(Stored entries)
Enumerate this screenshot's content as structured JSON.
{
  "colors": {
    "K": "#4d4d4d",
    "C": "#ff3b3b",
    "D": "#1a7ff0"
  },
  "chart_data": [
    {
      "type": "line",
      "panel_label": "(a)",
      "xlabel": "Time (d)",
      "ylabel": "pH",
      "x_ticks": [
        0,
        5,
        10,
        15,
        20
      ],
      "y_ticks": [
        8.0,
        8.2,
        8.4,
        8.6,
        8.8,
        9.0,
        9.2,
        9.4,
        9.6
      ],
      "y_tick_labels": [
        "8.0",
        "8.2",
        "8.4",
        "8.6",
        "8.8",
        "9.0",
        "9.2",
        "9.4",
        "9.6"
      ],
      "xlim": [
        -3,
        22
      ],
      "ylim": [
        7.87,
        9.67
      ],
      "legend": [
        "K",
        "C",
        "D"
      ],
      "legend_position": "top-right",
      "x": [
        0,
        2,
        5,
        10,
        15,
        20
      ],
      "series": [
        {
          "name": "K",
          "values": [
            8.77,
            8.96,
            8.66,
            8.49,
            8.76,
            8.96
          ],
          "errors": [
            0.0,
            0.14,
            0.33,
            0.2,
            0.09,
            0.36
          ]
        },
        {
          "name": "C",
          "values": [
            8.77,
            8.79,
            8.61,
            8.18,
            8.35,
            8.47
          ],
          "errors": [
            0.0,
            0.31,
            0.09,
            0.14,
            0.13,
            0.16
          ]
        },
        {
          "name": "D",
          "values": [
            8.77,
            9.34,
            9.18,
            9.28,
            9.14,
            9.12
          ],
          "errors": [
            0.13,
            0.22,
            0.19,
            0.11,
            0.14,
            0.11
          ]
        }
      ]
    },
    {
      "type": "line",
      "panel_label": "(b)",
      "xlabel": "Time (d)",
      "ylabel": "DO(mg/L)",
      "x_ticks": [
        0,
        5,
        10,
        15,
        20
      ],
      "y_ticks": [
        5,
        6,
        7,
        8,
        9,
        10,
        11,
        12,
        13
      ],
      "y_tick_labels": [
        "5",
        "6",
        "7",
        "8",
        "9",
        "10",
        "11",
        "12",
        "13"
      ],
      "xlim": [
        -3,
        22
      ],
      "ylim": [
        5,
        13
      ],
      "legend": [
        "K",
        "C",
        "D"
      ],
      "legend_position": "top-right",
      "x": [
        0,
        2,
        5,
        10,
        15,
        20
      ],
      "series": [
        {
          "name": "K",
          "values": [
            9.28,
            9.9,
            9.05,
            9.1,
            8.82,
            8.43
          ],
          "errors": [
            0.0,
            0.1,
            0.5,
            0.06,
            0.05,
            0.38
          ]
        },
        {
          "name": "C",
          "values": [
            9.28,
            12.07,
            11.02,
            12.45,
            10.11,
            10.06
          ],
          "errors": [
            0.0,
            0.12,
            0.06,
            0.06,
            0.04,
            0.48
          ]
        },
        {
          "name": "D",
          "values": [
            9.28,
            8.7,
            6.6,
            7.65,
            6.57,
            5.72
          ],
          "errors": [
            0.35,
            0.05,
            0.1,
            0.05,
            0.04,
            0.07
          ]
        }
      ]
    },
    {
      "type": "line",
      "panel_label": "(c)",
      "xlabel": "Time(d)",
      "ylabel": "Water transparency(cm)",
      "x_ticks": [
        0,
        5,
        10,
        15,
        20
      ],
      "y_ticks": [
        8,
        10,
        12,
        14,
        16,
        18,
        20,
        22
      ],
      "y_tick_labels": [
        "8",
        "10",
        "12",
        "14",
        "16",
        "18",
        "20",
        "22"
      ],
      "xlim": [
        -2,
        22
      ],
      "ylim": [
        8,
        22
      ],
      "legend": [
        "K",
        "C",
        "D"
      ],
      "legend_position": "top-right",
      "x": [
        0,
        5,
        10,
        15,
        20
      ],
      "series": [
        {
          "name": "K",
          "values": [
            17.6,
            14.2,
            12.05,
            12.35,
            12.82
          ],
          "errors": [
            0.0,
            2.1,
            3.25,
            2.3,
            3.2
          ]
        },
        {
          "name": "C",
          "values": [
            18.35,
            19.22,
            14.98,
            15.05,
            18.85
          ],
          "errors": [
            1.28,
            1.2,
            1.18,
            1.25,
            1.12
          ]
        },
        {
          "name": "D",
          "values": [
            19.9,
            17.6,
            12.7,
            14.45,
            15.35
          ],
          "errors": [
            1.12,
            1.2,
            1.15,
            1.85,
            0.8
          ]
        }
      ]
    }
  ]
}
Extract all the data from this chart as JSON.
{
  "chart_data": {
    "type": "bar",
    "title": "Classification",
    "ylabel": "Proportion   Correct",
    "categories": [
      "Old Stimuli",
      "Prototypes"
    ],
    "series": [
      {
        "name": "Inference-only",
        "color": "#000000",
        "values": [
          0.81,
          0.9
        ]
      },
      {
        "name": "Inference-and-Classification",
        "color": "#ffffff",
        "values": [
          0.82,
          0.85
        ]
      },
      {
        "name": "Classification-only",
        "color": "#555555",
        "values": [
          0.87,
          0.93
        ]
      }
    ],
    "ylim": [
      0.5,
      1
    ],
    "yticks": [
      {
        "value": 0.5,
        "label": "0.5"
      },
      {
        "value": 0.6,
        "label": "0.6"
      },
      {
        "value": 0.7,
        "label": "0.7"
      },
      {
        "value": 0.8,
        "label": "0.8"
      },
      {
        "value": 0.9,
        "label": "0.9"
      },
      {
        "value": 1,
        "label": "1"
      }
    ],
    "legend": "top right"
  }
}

* WHAT IS ASKED
Your task is to quote the listing above word for word.

* WORKED SOLUTION
Enumerate this screenshot's content as structured JSON.
{
  "colors": {
    "K": "#4d4d4d",
    "C": "#ff3b3b",
    "D": "#1a7ff0"
  },
  "chart_data": [
    {
      "type": "line",
      "panel_label": "(a)",
      "xlabel": "Time (d)",
      "ylabel": "pH",
      "x_ticks": [
        0,
        5,
        10,
        15,
        20
      ],
      "y_ticks": [
        8.0,
        8.2,
        8.4,
        8.6,
        8.8,
        9.0,
        9.2,
        9.4,
        9.6
      ],
      "y_tick_labels": [
        "8.0",
        "8.2",
        "8.4",
        "8.6",
        "8.8",
        "9.0",
        "9.2",
        "9.4",
        "9.6"
      ],
      "xlim": [
        -3,
        22
      ],
      "ylim": [
        7.87,
        9.67
      ],
      "legend": [
        "K",
        "C",
        "D"
      ],
      "legend_position": "top-right",
      "x": [
        0,
        2,
        5,
        10,
        15,
        20
      ],
      "series": [
        {
          "name": "K",
          "values": [
            8.77,
            8.96,
            8.66,
            8.49,
            8.76,
            8.96
          ],
          "errors": [
            0.0,
            0.14,
            0.33,
            0.2,
            0.09,
            0.36
          ]
        },
        {
          "name": "C",
          "values": [
            8.77,
            8.79,
            8.61,
            8.18,
            8.35,
            8.47
          ],
          "errors": [
            0.0,
            0.31,
            0.09,
            0.14,
            0.13,
            0.16
          ]
        },
        {
          "name": "D",
          "values": [
            8.77,
            9.34,
            9.18,
            9.28,
            9.14,
            9.12
          ],
          "errors": [
            0.13,
            0.22,
            0.19,
            0.11,
            0.14,
            0.11
          ]
        }
      ]
    },
    {
      "type": "line",
      "panel_label": "(b)",
      "xlabel": "Time (d)",
      "ylabel": "DO(mg/L)",
      "x_ticks": [
        0,
        5,
        10,
        15,
        20
      ],
      "y_ticks": [
        5,
        6,
        7,
        8,
        9,
        10,
        11,
        12,
        13
      ],
      "y_tick_labels": [
        "5",
        "6",
        "7",
        "8",
        "9",
        "10",
        "11",
        "12",
        "13"
      ],
      "xlim": [
        -3,
        22
      ],
      "ylim": [
        5,
        13
      ],
      "legend": [
        "K",
        "C",
        "D"
      ],
      "legend_position": "top-right",
      "x": [
        0,
        2,
        5,
        10,
        15,
        20
      ],
      "series": [
        {
          "name": "K",
          "values": [
            9.28,
            9.9,
            9.05,
            9.1,
            8.82,
            8.43
          ],
          "errors": [
            0.0,
            0.1,
            0.5,
            0.06,
            0.05,
            0.38
          ]
        },
        {
          "name": "C",
          "values": [
            9.28,
            12.07,
            11.02,
            12.45,
            10.11,
            10.06
          ],
          "errors": [
            0.0,
            0.12,
            0.06,
            0.06,
            0.04,
            0.48
          ]
        },
        {
          "name": "D",
          "values": [
            9.28,
            8.7,
            6.6,
            7.65,
            6.57,
            5.72
          ],
          "errors": [
            0.35,
            0.05,
            0.1,
            0.05,
            0.04,
            0.07
          ]
        }
      ]
    },
    {
      "type": "line",
      "panel_label": "(c)",
      "xlabel": "Time(d)",
      "ylabel": "Water transparency(cm)",
      "x_ticks": [
        0,
        5,
        10,
        15,
        20
      ],
      "y_ticks": [
        8,
        10,
        12,
        14,
        16,
        18,
        20,
        22
      ],
      "y_tick_labels": [
        "8",
        "10",
        "12",
        "14",
        "16",
        "18",
        "20",
        "22"
      ],
      "xlim": [
        -2,
        22
      ],
      "ylim": [
        8,
        22
      ],
      "legend": [
        "K",
        "C",
        "D"
      ],
      "legend_position": "top-right",
      "x": [
        0,
        5,
        10,
        15,
        20
      ],
      "series": [
        {
          "name": "K",
          "values": [
            17.6,
            14.2,
            12.05,
            12.35,
            12.82
          ],
          "errors": [
            0.0,
            2.1,
            3.25,
            2.3,
            3.2
          ]
        },
        {
          "name": "C",
          "values": [
            18.35,
            19.22,
            14.98,
            15.05,
            18.85
          ],
          "errors": [
            1.28,
            1.2,
            1.18,
            1.25,
            1.12
          ]
        },
        {
          "name": "D",
          "values": [
            19.9,
            17.6,
            12.7,
            14.45,
            15.35
          ],
          "errors": [
            1.12,
            1.2,
            1.15,
            1.85,
            0.8
          ]
        }
      ]
    }
  ]
}
Extract all the data from this chart as JSON.
{
  "chart_data": {
    "type": "bar",
    "title": "Classification",
    "ylabel": "Proportion   Correct",
    "categories": [
      "Old Stimuli",
      "Prototypes"
    ],
    "series": [
      {
        "name": "Inference-only",
        "color": "#000000",
        "values": [
          0.81,
          0.9
        ]
      },
      {
        "name": "Inference-and-Classification",
        "color": "#ffffff",
        "values": [
          0.82,
          0.85
        ]
      },
      {
        "name": "Classification-only",
        "color": "#555555",
        "values": [
          0.87,
          0.93
        ]
      }
    ],
    "ylim": [
      0.5,
      1
    ],
    "yticks": [
      {
        "value": 0.5,
        "label": "0.5"
      },
      {
        "value": 0.6,
        "label": "0.6"
      },
      {
        "value": 0.7,
        "label": "0.7"
      },
      {
        "value": 0.8,
        "label": "0.8"
      },
      {
        "value": 0.9,
        "label": "0.9"
      },
      {
        "value": 1,
        "label": "1"
      }
    ],
    "legend": "top right"
  }
}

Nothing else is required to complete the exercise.